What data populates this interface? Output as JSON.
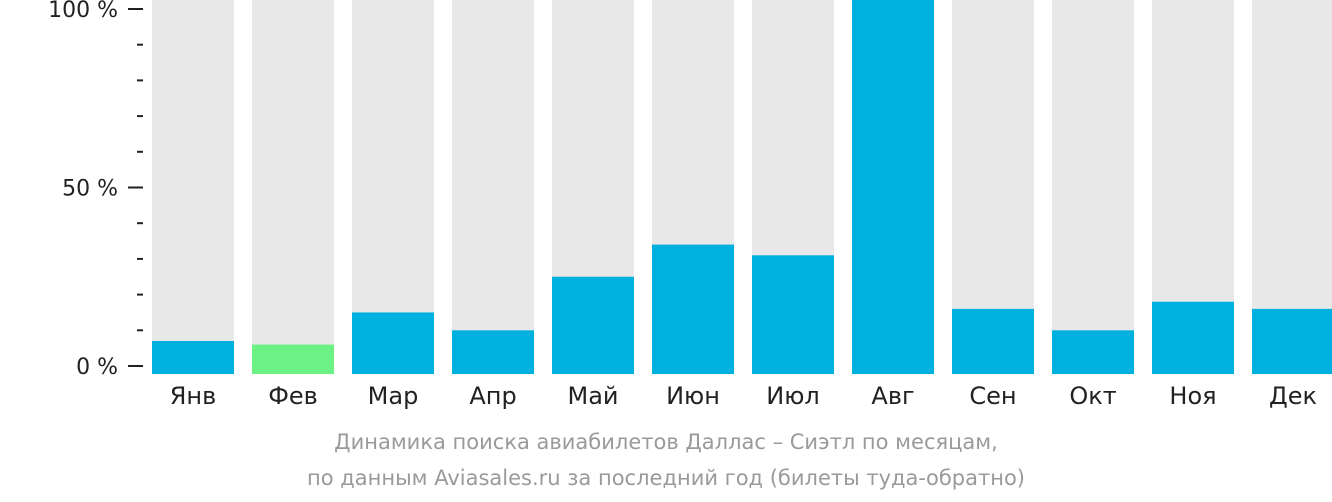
{
  "chart_data": {
    "type": "bar",
    "categories": [
      "Янв",
      "Фев",
      "Мар",
      "Апр",
      "Май",
      "Июн",
      "Июл",
      "Авг",
      "Сен",
      "Окт",
      "Ноя",
      "Дек"
    ],
    "values": [
      7,
      6,
      15,
      10,
      25,
      34,
      31,
      100,
      16,
      10,
      18,
      16
    ],
    "y_ticks": [
      {
        "value": 0,
        "label": "0 %"
      },
      {
        "value": 50,
        "label": "50 %"
      },
      {
        "value": 100,
        "label": "100 %"
      }
    ],
    "ylim": [
      0,
      100
    ],
    "highlight_index": 1,
    "colors": {
      "bar": "#00b0de",
      "highlight": "#6cf184",
      "background_bar": "#e8e8e8",
      "axis": "#222222"
    }
  },
  "caption": {
    "line1": "Динамика поиска авиабилетов Даллас – Сиэтл по месяцам,",
    "line2": "по данным Aviasales.ru за последний год (билеты туда-обратно)"
  }
}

----------------

• [The exercise]:
Skip the pictures and transcribe the rest of the records exactly.

• [Exercise response]:
What data populates this interface? Output as JSON.
{
  "chart_data": {
    "type": "bar",
    "categories": [
      "Янв",
      "Фев",
      "Мар",
      "Апр",
      "Май",
      "Июн",
      "Июл",
      "Авг",
      "Сен",
      "Окт",
      "Ноя",
      "Дек"
    ],
    "values": [
      7,
      6,
      15,
      10,
      25,
      34,
      31,
      100,
      16,
      10,
      18,
      16
    ],
    "y_ticks": [
      {
        "value": 0,
        "label": "0 %"
      },
      {
        "value": 50,
        "label": "50 %"
      },
      {
        "value": 100,
        "label": "100 %"
      }
    ],
    "ylim": [
      0,
      100
    ],
    "highlight_index": 1,
    "colors": {
      "bar": "#00b0de",
      "highlight": "#6cf184",
      "background_bar": "#e8e8e8",
      "axis": "#222222"
    }
  },
  "caption": {
    "line1": "Динамика поиска авиабилетов Даллас – Сиэтл по месяцам,",
    "line2": "по данным Aviasales.ru за последний год (билеты туда-обратно)"
  }
}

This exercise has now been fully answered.